- Exercise prompt -
Will you output all of the data below exactly, omitting the images?

- Dataset -
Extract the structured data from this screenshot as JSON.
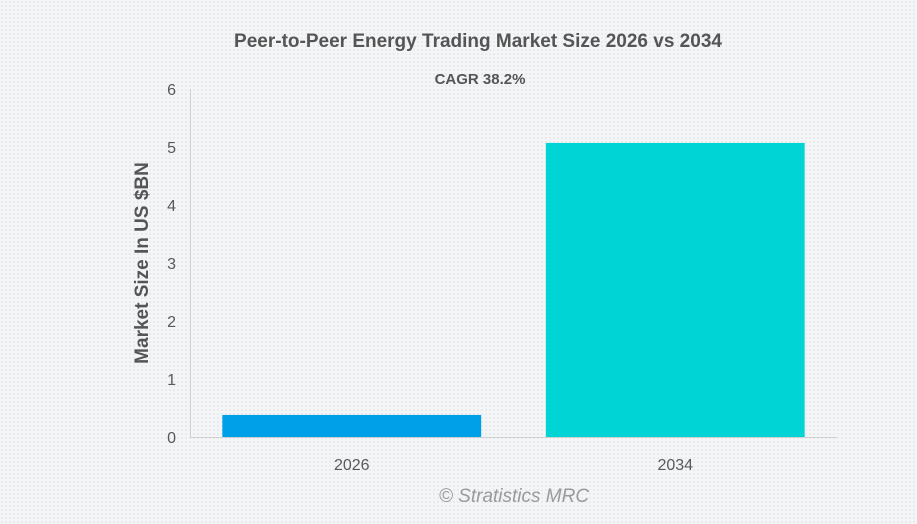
{
  "chart_data": {
    "type": "bar",
    "title": "Peer-to-Peer Energy Trading Market Size 2026 vs 2034",
    "subtitle": "CAGR 38.2%",
    "xlabel": "",
    "ylabel": "Market Size In US $BN",
    "categories": [
      "2026",
      "2034"
    ],
    "values": [
      0.38,
      5.07
    ],
    "colors": [
      "#00a0e9",
      "#00d4d4"
    ],
    "ylim": [
      0,
      6
    ],
    "yticks": [
      0,
      1,
      2,
      3,
      4,
      5,
      6
    ],
    "grid": false,
    "legend": "none",
    "credit": "© Stratistics MRC"
  }
}
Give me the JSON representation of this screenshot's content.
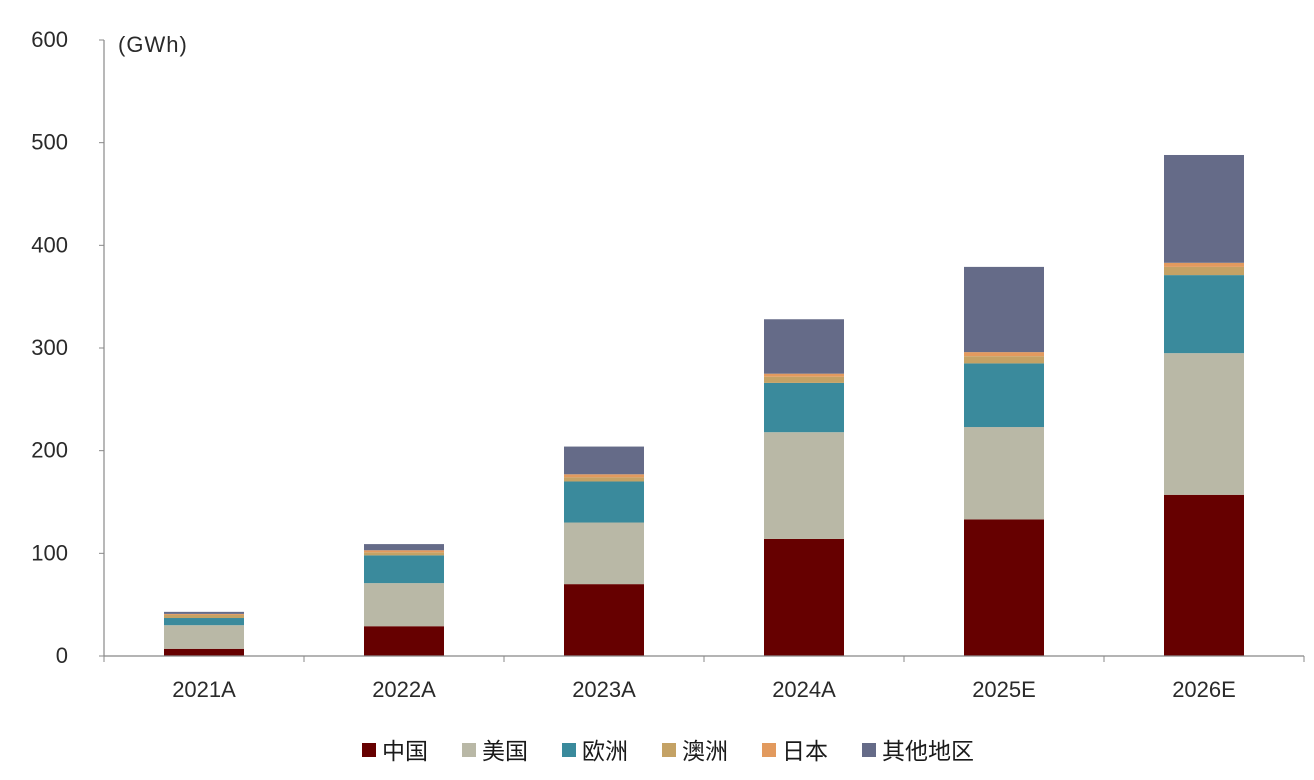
{
  "chart_data": {
    "type": "bar",
    "stacked": true,
    "unit_label": "(GWh)",
    "categories": [
      "2021A",
      "2022A",
      "2023A",
      "2024A",
      "2025E",
      "2026E"
    ],
    "ylim": [
      0,
      600
    ],
    "yticks": [
      "0",
      "100",
      "200",
      "300",
      "400",
      "500",
      "600"
    ],
    "grid": false,
    "legend_position": "bottom-center",
    "series": [
      {
        "name": "中国",
        "color": "#660000",
        "values": [
          7,
          29,
          70,
          114,
          133,
          157
        ]
      },
      {
        "name": "美国",
        "color": "#b9b8a6",
        "values": [
          23,
          42,
          60,
          104,
          90,
          138
        ]
      },
      {
        "name": "欧洲",
        "color": "#3a8a9c",
        "values": [
          7,
          27,
          40,
          48,
          62,
          76
        ]
      },
      {
        "name": "澳洲",
        "color": "#c4a265",
        "values": [
          3,
          3,
          4,
          6,
          7,
          8
        ]
      },
      {
        "name": "日本",
        "color": "#e29a5e",
        "values": [
          1,
          2,
          3,
          3,
          4,
          4
        ]
      },
      {
        "name": "其他地区",
        "color": "#656b88",
        "values": [
          2,
          6,
          27,
          53,
          83,
          105
        ]
      }
    ]
  }
}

- Output -
Extract the structured data from this screenshot as JSON.
{
  "chart_data": {
    "type": "bar",
    "title": "Peer-to-Peer Energy Trading Market Size 2026 vs 2034",
    "subtitle": "CAGR 38.2%",
    "xlabel": "",
    "ylabel": "Market Size In US $BN",
    "categories": [
      "2026",
      "2034"
    ],
    "values": [
      0.38,
      5.07
    ],
    "colors": [
      "#00a0e9",
      "#00d4d4"
    ],
    "ylim": [
      0,
      6
    ],
    "yticks": [
      0,
      1,
      2,
      3,
      4,
      5,
      6
    ],
    "grid": false,
    "legend": "none",
    "credit": "© Stratistics MRC"
  }
}
Give me the JSON representation of this screenshot's content.
{
  "chart_data": {
    "type": "bar",
    "stacked": true,
    "unit_label": "(GWh)",
    "categories": [
      "2021A",
      "2022A",
      "2023A",
      "2024A",
      "2025E",
      "2026E"
    ],
    "ylim": [
      0,
      600
    ],
    "yticks": [
      "0",
      "100",
      "200",
      "300",
      "400",
      "500",
      "600"
    ],
    "grid": false,
    "legend_position": "bottom-center",
    "series": [
      {
        "name": "中国",
        "color": "#660000",
        "values": [
          7,
          29,
          70,
          114,
          133,
          157
        ]
      },
      {
        "name": "美国",
        "color": "#b9b8a6",
        "values": [
          23,
          42,
          60,
          104,
          90,
          138
        ]
      },
      {
        "name": "欧洲",
        "color": "#3a8a9c",
        "values": [
          7,
          27,
          40,
          48,
          62,
          76
        ]
      },
      {
        "name": "澳洲",
        "color": "#c4a265",
        "values": [
          3,
          3,
          4,
          6,
          7,
          8
        ]
      },
      {
        "name": "日本",
        "color": "#e29a5e",
        "values": [
          1,
          2,
          3,
          3,
          4,
          4
        ]
      },
      {
        "name": "其他地区",
        "color": "#656b88",
        "values": [
          2,
          6,
          27,
          53,
          83,
          105
        ]
      }
    ]
  }
}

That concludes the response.